---------- Input for this task ----------
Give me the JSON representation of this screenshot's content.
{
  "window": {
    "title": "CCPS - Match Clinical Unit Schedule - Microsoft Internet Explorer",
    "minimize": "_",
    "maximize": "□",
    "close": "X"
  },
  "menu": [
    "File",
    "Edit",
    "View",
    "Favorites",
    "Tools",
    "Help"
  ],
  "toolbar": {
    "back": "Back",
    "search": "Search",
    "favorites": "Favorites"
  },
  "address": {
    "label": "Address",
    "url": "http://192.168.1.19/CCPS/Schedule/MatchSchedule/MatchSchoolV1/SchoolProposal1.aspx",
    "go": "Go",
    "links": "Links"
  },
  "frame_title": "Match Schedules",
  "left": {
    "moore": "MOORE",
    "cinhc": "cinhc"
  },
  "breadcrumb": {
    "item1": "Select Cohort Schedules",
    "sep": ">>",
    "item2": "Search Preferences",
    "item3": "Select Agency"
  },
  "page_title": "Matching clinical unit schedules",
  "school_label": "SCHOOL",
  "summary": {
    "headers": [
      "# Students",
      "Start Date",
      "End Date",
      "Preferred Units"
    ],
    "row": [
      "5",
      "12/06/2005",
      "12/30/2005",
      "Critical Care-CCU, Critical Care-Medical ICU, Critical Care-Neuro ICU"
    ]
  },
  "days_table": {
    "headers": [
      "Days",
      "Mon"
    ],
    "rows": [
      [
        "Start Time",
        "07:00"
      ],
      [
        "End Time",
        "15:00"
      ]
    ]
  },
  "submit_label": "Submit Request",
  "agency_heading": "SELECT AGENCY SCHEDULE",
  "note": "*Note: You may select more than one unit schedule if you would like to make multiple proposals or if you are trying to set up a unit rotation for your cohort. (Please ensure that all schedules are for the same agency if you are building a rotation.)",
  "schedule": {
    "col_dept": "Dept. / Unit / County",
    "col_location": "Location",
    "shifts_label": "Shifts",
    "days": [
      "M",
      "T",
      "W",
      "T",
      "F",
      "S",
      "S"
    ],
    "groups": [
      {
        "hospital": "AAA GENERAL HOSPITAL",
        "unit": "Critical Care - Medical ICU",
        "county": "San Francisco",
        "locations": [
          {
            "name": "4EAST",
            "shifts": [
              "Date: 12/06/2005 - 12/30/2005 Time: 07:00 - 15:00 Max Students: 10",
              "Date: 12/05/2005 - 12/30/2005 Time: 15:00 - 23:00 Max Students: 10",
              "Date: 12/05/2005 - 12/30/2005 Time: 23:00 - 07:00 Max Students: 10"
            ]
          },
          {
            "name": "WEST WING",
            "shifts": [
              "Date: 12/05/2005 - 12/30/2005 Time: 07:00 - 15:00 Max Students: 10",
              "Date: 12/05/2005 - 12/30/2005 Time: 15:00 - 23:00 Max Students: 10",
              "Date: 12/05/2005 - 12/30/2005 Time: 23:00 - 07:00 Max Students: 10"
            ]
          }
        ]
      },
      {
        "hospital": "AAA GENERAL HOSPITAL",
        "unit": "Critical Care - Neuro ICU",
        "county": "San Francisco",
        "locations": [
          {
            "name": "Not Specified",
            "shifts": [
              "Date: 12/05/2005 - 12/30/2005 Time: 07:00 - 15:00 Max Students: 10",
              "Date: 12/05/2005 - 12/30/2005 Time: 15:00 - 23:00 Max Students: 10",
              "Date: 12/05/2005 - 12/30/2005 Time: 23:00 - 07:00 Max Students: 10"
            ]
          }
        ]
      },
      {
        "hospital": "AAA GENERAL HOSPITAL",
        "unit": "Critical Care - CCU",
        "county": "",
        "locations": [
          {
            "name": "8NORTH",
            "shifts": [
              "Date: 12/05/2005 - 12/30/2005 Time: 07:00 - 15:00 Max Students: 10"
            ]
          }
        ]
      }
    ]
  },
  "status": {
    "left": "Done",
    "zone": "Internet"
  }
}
----------
- [Problem to work on] Copy out the full listing exactly.

- [Completed task]
Give me the JSON representation of this screenshot's content.
{
  "window": {
    "title": "CCPS - Match Clinical Unit Schedule - Microsoft Internet Explorer",
    "minimize": "_",
    "maximize": "□",
    "close": "X"
  },
  "menu": [
    "File",
    "Edit",
    "View",
    "Favorites",
    "Tools",
    "Help"
  ],
  "toolbar": {
    "back": "Back",
    "search": "Search",
    "favorites": "Favorites"
  },
  "address": {
    "label": "Address",
    "url": "http://192.168.1.19/CCPS/Schedule/MatchSchedule/MatchSchoolV1/SchoolProposal1.aspx",
    "go": "Go",
    "links": "Links"
  },
  "frame_title": "Match Schedules",
  "left": {
    "moore": "MOORE",
    "cinhc": "cinhc"
  },
  "breadcrumb": {
    "item1": "Select Cohort Schedules",
    "sep": ">>",
    "item2": "Search Preferences",
    "item3": "Select Agency"
  },
  "page_title": "Matching clinical unit schedules",
  "school_label": "SCHOOL",
  "summary": {
    "headers": [
      "# Students",
      "Start Date",
      "End Date",
      "Preferred Units"
    ],
    "row": [
      "5",
      "12/06/2005",
      "12/30/2005",
      "Critical Care-CCU, Critical Care-Medical ICU, Critical Care-Neuro ICU"
    ]
  },
  "days_table": {
    "headers": [
      "Days",
      "Mon"
    ],
    "rows": [
      [
        "Start Time",
        "07:00"
      ],
      [
        "End Time",
        "15:00"
      ]
    ]
  },
  "submit_label": "Submit Request",
  "agency_heading": "SELECT AGENCY SCHEDULE",
  "note": "*Note: You may select more than one unit schedule if you would like to make multiple proposals or if you are trying to set up a unit rotation for your cohort. (Please ensure that all schedules are for the same agency if you are building a rotation.)",
  "schedule": {
    "col_dept": "Dept. / Unit / County",
    "col_location": "Location",
    "shifts_label": "Shifts",
    "days": [
      "M",
      "T",
      "W",
      "T",
      "F",
      "S",
      "S"
    ],
    "groups": [
      {
        "hospital": "AAA GENERAL HOSPITAL",
        "unit": "Critical Care - Medical ICU",
        "county": "San Francisco",
        "locations": [
          {
            "name": "4EAST",
            "shifts": [
              "Date: 12/06/2005 - 12/30/2005 Time: 07:00 - 15:00 Max Students: 10",
              "Date: 12/05/2005 - 12/30/2005 Time: 15:00 - 23:00 Max Students: 10",
              "Date: 12/05/2005 - 12/30/2005 Time: 23:00 - 07:00 Max Students: 10"
            ]
          },
          {
            "name": "WEST WING",
            "shifts": [
              "Date: 12/05/2005 - 12/30/2005 Time: 07:00 - 15:00 Max Students: 10",
              "Date: 12/05/2005 - 12/30/2005 Time: 15:00 - 23:00 Max Students: 10",
              "Date: 12/05/2005 - 12/30/2005 Time: 23:00 - 07:00 Max Students: 10"
            ]
          }
        ]
      },
      {
        "hospital": "AAA GENERAL HOSPITAL",
        "unit": "Critical Care - Neuro ICU",
        "county": "San Francisco",
        "locations": [
          {
            "name": "Not Specified",
            "shifts": [
              "Date: 12/05/2005 - 12/30/2005 Time: 07:00 - 15:00 Max Students: 10",
              "Date: 12/05/2005 - 12/30/2005 Time: 15:00 - 23:00 Max Students: 10",
              "Date: 12/05/2005 - 12/30/2005 Time: 23:00 - 07:00 Max Students: 10"
            ]
          }
        ]
      },
      {
        "hospital": "AAA GENERAL HOSPITAL",
        "unit": "Critical Care - CCU",
        "county": "",
        "locations": [
          {
            "name": "8NORTH",
            "shifts": [
              "Date: 12/05/2005 - 12/30/2005 Time: 07:00 - 15:00 Max Students: 10"
            ]
          }
        ]
      }
    ]
  },
  "status": {
    "left": "Done",
    "zone": "Internet"
  }
}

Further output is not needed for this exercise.